■ Requirement
Write out each entry again. Keep every word exactly as it is.

■ Extracted material

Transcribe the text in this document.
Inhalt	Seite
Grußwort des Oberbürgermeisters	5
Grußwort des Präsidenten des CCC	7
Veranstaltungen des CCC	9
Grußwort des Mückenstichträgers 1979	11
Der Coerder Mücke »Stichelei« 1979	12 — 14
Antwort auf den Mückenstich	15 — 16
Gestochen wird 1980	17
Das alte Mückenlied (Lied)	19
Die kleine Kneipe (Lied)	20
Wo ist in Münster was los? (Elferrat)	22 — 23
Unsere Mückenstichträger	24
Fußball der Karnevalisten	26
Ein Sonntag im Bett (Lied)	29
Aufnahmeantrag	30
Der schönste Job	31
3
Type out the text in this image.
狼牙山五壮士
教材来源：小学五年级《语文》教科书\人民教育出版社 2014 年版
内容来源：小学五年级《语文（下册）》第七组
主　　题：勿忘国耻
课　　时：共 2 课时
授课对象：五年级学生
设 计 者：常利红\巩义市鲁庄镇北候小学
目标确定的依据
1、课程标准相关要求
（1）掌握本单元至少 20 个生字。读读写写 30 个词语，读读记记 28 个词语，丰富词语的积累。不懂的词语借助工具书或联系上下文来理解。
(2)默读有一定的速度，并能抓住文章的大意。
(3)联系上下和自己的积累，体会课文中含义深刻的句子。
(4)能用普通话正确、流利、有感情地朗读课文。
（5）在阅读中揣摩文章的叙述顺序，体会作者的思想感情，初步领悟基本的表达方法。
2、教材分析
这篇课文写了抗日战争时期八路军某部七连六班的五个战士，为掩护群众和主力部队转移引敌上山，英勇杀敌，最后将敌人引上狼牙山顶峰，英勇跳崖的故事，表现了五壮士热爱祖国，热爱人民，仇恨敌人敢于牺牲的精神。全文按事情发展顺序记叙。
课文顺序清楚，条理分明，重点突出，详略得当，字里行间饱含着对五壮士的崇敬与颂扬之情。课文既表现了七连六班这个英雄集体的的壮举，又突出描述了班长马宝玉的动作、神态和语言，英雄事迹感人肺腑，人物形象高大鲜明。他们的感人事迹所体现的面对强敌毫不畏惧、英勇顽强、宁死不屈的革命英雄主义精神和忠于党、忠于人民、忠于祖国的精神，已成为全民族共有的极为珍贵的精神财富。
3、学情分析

■ Written response
Transcribe the text in this document.
Inhalt	Seite
Grußwort des Oberbürgermeisters	5
Grußwort des Präsidenten des CCC	7
Veranstaltungen des CCC	9
Grußwort des Mückenstichträgers 1979	11
Der Coerder Mücke »Stichelei« 1979	12 — 14
Antwort auf den Mückenstich	15 — 16
Gestochen wird 1980	17
Das alte Mückenlied (Lied)	19
Die kleine Kneipe (Lied)	20
Wo ist in Münster was los? (Elferrat)	22 — 23
Unsere Mückenstichträger	24
Fußball der Karnevalisten	26
Ein Sonntag im Bett (Lied)	29
Aufnahmeantrag	30
Der schönste Job	31
3
Type out the text in this image.
狼牙山五壮士
教材来源：小学五年级《语文》教科书\人民教育出版社 2014 年版
内容来源：小学五年级《语文（下册）》第七组
主　　题：勿忘国耻
课　　时：共 2 课时
授课对象：五年级学生
设 计 者：常利红\巩义市鲁庄镇北候小学
目标确定的依据
1、课程标准相关要求
（1）掌握本单元至少 20 个生字。读读写写 30 个词语，读读记记 28 个词语，丰富词语的积累。不懂的词语借助工具书或联系上下文来理解。
(2)默读有一定的速度，并能抓住文章的大意。
(3)联系上下和自己的积累，体会课文中含义深刻的句子。
(4)能用普通话正确、流利、有感情地朗读课文。
（5）在阅读中揣摩文章的叙述顺序，体会作者的思想感情，初步领悟基本的表达方法。
2、教材分析
这篇课文写了抗日战争时期八路军某部七连六班的五个战士，为掩护群众和主力部队转移引敌上山，英勇杀敌，最后将敌人引上狼牙山顶峰，英勇跳崖的故事，表现了五壮士热爱祖国，热爱人民，仇恨敌人敢于牺牲的精神。全文按事情发展顺序记叙。
课文顺序清楚，条理分明，重点突出，详略得当，字里行间饱含着对五壮士的崇敬与颂扬之情。课文既表现了七连六班这个英雄集体的的壮举，又突出描述了班长马宝玉的动作、神态和语言，英雄事迹感人肺腑，人物形象高大鲜明。他们的感人事迹所体现的面对强敌毫不畏惧、英勇顽强、宁死不屈的革命英雄主义精神和忠于党、忠于人民、忠于祖国的精神，已成为全民族共有的极为珍贵的精神财富。
3、学情分析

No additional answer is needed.